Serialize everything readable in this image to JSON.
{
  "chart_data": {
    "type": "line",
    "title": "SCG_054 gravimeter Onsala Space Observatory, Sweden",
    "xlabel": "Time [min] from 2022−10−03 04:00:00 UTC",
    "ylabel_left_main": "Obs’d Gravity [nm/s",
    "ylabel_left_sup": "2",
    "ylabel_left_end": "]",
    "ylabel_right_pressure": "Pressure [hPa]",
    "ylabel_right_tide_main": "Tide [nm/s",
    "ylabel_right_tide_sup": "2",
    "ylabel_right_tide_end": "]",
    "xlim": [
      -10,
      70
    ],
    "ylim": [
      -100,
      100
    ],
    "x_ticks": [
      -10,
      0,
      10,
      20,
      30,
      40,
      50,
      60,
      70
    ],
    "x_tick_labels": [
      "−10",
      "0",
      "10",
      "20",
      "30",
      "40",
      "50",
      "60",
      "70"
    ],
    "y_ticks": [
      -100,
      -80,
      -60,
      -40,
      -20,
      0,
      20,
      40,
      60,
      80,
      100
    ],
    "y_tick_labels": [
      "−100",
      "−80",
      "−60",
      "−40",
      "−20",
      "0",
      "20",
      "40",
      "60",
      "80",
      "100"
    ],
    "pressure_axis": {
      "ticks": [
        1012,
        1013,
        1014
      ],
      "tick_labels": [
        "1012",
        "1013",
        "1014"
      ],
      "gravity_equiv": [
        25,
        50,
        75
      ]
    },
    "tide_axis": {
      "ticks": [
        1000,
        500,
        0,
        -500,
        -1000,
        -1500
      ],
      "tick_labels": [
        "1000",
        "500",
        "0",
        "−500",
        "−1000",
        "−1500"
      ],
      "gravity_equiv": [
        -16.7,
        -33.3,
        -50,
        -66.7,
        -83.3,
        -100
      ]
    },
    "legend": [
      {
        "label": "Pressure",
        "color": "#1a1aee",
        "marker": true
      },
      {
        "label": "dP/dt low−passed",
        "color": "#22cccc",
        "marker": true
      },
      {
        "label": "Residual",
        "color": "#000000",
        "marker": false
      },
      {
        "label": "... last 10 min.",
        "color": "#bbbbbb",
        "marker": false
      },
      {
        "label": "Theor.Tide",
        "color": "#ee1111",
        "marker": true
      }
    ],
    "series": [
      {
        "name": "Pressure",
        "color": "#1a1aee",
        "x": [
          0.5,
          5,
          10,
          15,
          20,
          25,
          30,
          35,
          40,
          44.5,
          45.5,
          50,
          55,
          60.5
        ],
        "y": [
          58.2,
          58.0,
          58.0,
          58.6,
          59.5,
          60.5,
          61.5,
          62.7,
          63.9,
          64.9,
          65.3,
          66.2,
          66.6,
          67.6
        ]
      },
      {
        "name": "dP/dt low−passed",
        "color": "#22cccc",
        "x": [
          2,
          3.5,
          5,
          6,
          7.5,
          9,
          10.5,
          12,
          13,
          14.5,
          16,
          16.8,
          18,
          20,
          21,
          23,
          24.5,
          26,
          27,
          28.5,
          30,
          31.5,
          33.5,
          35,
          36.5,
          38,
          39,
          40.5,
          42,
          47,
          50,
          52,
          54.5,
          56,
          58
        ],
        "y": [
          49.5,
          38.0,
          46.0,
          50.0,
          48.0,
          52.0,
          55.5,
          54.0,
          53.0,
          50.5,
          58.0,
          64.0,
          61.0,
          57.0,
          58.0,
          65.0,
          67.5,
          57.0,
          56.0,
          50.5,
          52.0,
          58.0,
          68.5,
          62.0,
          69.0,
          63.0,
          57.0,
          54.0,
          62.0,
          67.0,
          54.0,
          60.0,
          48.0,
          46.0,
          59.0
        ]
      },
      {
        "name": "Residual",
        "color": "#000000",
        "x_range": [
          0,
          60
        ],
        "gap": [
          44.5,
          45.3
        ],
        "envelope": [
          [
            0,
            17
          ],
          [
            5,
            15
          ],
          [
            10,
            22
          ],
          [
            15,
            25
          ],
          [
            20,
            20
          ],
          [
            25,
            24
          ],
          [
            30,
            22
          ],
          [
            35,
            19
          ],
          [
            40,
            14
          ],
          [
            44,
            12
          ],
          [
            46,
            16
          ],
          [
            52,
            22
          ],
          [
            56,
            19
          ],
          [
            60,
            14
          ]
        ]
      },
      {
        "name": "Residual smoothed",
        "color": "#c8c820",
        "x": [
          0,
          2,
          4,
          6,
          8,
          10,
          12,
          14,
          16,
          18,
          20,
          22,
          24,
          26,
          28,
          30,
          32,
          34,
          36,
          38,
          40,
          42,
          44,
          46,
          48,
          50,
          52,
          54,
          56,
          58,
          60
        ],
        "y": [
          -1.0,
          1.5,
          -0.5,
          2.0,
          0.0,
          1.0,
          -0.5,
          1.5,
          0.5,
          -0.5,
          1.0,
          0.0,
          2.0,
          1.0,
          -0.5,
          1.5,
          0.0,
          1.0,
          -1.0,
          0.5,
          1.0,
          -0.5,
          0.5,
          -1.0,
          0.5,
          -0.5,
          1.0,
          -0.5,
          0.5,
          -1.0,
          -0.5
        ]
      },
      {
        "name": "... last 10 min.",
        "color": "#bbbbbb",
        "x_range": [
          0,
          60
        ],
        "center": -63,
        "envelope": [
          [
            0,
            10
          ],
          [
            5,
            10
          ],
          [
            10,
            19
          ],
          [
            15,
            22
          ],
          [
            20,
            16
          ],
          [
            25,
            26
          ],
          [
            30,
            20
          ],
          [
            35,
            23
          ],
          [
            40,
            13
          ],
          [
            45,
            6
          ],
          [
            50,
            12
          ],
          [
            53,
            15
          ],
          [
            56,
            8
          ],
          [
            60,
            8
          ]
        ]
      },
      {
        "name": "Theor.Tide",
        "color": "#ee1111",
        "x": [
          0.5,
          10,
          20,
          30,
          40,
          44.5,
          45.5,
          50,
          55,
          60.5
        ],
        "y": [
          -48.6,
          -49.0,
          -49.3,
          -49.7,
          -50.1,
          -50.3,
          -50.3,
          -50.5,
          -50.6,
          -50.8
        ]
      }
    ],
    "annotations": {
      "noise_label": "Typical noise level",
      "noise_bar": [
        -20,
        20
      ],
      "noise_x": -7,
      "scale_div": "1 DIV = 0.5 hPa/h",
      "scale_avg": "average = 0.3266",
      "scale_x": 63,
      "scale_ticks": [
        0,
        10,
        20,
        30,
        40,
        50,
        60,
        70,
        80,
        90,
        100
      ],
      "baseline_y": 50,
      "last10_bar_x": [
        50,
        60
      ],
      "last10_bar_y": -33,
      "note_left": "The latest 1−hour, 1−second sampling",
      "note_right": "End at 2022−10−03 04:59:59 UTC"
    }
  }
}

##########

Reproduce the entries above exactly.

Serialize everything readable in this image to JSON.
{
  "chart_data": {
    "type": "line",
    "title": "SCG_054 gravimeter Onsala Space Observatory, Sweden",
    "xlabel": "Time [min] from 2022−10−03 04:00:00 UTC",
    "ylabel_left_main": "Obs’d Gravity [nm/s",
    "ylabel_left_sup": "2",
    "ylabel_left_end": "]",
    "ylabel_right_pressure": "Pressure [hPa]",
    "ylabel_right_tide_main": "Tide [nm/s",
    "ylabel_right_tide_sup": "2",
    "ylabel_right_tide_end": "]",
    "xlim": [
      -10,
      70
    ],
    "ylim": [
      -100,
      100
    ],
    "x_ticks": [
      -10,
      0,
      10,
      20,
      30,
      40,
      50,
      60,
      70
    ],
    "x_tick_labels": [
      "−10",
      "0",
      "10",
      "20",
      "30",
      "40",
      "50",
      "60",
      "70"
    ],
    "y_ticks": [
      -100,
      -80,
      -60,
      -40,
      -20,
      0,
      20,
      40,
      60,
      80,
      100
    ],
    "y_tick_labels": [
      "−100",
      "−80",
      "−60",
      "−40",
      "−20",
      "0",
      "20",
      "40",
      "60",
      "80",
      "100"
    ],
    "pressure_axis": {
      "ticks": [
        1012,
        1013,
        1014
      ],
      "tick_labels": [
        "1012",
        "1013",
        "1014"
      ],
      "gravity_equiv": [
        25,
        50,
        75
      ]
    },
    "tide_axis": {
      "ticks": [
        1000,
        500,
        0,
        -500,
        -1000,
        -1500
      ],
      "tick_labels": [
        "1000",
        "500",
        "0",
        "−500",
        "−1000",
        "−1500"
      ],
      "gravity_equiv": [
        -16.7,
        -33.3,
        -50,
        -66.7,
        -83.3,
        -100
      ]
    },
    "legend": [
      {
        "label": "Pressure",
        "color": "#1a1aee",
        "marker": true
      },
      {
        "label": "dP/dt low−passed",
        "color": "#22cccc",
        "marker": true
      },
      {
        "label": "Residual",
        "color": "#000000",
        "marker": false
      },
      {
        "label": "... last 10 min.",
        "color": "#bbbbbb",
        "marker": false
      },
      {
        "label": "Theor.Tide",
        "color": "#ee1111",
        "marker": true
      }
    ],
    "series": [
      {
        "name": "Pressure",
        "color": "#1a1aee",
        "x": [
          0.5,
          5,
          10,
          15,
          20,
          25,
          30,
          35,
          40,
          44.5,
          45.5,
          50,
          55,
          60.5
        ],
        "y": [
          58.2,
          58.0,
          58.0,
          58.6,
          59.5,
          60.5,
          61.5,
          62.7,
          63.9,
          64.9,
          65.3,
          66.2,
          66.6,
          67.6
        ]
      },
      {
        "name": "dP/dt low−passed",
        "color": "#22cccc",
        "x": [
          2,
          3.5,
          5,
          6,
          7.5,
          9,
          10.5,
          12,
          13,
          14.5,
          16,
          16.8,
          18,
          20,
          21,
          23,
          24.5,
          26,
          27,
          28.5,
          30,
          31.5,
          33.5,
          35,
          36.5,
          38,
          39,
          40.5,
          42,
          47,
          50,
          52,
          54.5,
          56,
          58
        ],
        "y": [
          49.5,
          38.0,
          46.0,
          50.0,
          48.0,
          52.0,
          55.5,
          54.0,
          53.0,
          50.5,
          58.0,
          64.0,
          61.0,
          57.0,
          58.0,
          65.0,
          67.5,
          57.0,
          56.0,
          50.5,
          52.0,
          58.0,
          68.5,
          62.0,
          69.0,
          63.0,
          57.0,
          54.0,
          62.0,
          67.0,
          54.0,
          60.0,
          48.0,
          46.0,
          59.0
        ]
      },
      {
        "name": "Residual",
        "color": "#000000",
        "x_range": [
          0,
          60
        ],
        "gap": [
          44.5,
          45.3
        ],
        "envelope": [
          [
            0,
            17
          ],
          [
            5,
            15
          ],
          [
            10,
            22
          ],
          [
            15,
            25
          ],
          [
            20,
            20
          ],
          [
            25,
            24
          ],
          [
            30,
            22
          ],
          [
            35,
            19
          ],
          [
            40,
            14
          ],
          [
            44,
            12
          ],
          [
            46,
            16
          ],
          [
            52,
            22
          ],
          [
            56,
            19
          ],
          [
            60,
            14
          ]
        ]
      },
      {
        "name": "Residual smoothed",
        "color": "#c8c820",
        "x": [
          0,
          2,
          4,
          6,
          8,
          10,
          12,
          14,
          16,
          18,
          20,
          22,
          24,
          26,
          28,
          30,
          32,
          34,
          36,
          38,
          40,
          42,
          44,
          46,
          48,
          50,
          52,
          54,
          56,
          58,
          60
        ],
        "y": [
          -1.0,
          1.5,
          -0.5,
          2.0,
          0.0,
          1.0,
          -0.5,
          1.5,
          0.5,
          -0.5,
          1.0,
          0.0,
          2.0,
          1.0,
          -0.5,
          1.5,
          0.0,
          1.0,
          -1.0,
          0.5,
          1.0,
          -0.5,
          0.5,
          -1.0,
          0.5,
          -0.5,
          1.0,
          -0.5,
          0.5,
          -1.0,
          -0.5
        ]
      },
      {
        "name": "... last 10 min.",
        "color": "#bbbbbb",
        "x_range": [
          0,
          60
        ],
        "center": -63,
        "envelope": [
          [
            0,
            10
          ],
          [
            5,
            10
          ],
          [
            10,
            19
          ],
          [
            15,
            22
          ],
          [
            20,
            16
          ],
          [
            25,
            26
          ],
          [
            30,
            20
          ],
          [
            35,
            23
          ],
          [
            40,
            13
          ],
          [
            45,
            6
          ],
          [
            50,
            12
          ],
          [
            53,
            15
          ],
          [
            56,
            8
          ],
          [
            60,
            8
          ]
        ]
      },
      {
        "name": "Theor.Tide",
        "color": "#ee1111",
        "x": [
          0.5,
          10,
          20,
          30,
          40,
          44.5,
          45.5,
          50,
          55,
          60.5
        ],
        "y": [
          -48.6,
          -49.0,
          -49.3,
          -49.7,
          -50.1,
          -50.3,
          -50.3,
          -50.5,
          -50.6,
          -50.8
        ]
      }
    ],
    "annotations": {
      "noise_label": "Typical noise level",
      "noise_bar": [
        -20,
        20
      ],
      "noise_x": -7,
      "scale_div": "1 DIV = 0.5 hPa/h",
      "scale_avg": "average = 0.3266",
      "scale_x": 63,
      "scale_ticks": [
        0,
        10,
        20,
        30,
        40,
        50,
        60,
        70,
        80,
        90,
        100
      ],
      "baseline_y": 50,
      "last10_bar_x": [
        50,
        60
      ],
      "last10_bar_y": -33,
      "note_left": "The latest 1−hour, 1−second sampling",
      "note_right": "End at 2022−10−03 04:59:59 UTC"
    }
  }
}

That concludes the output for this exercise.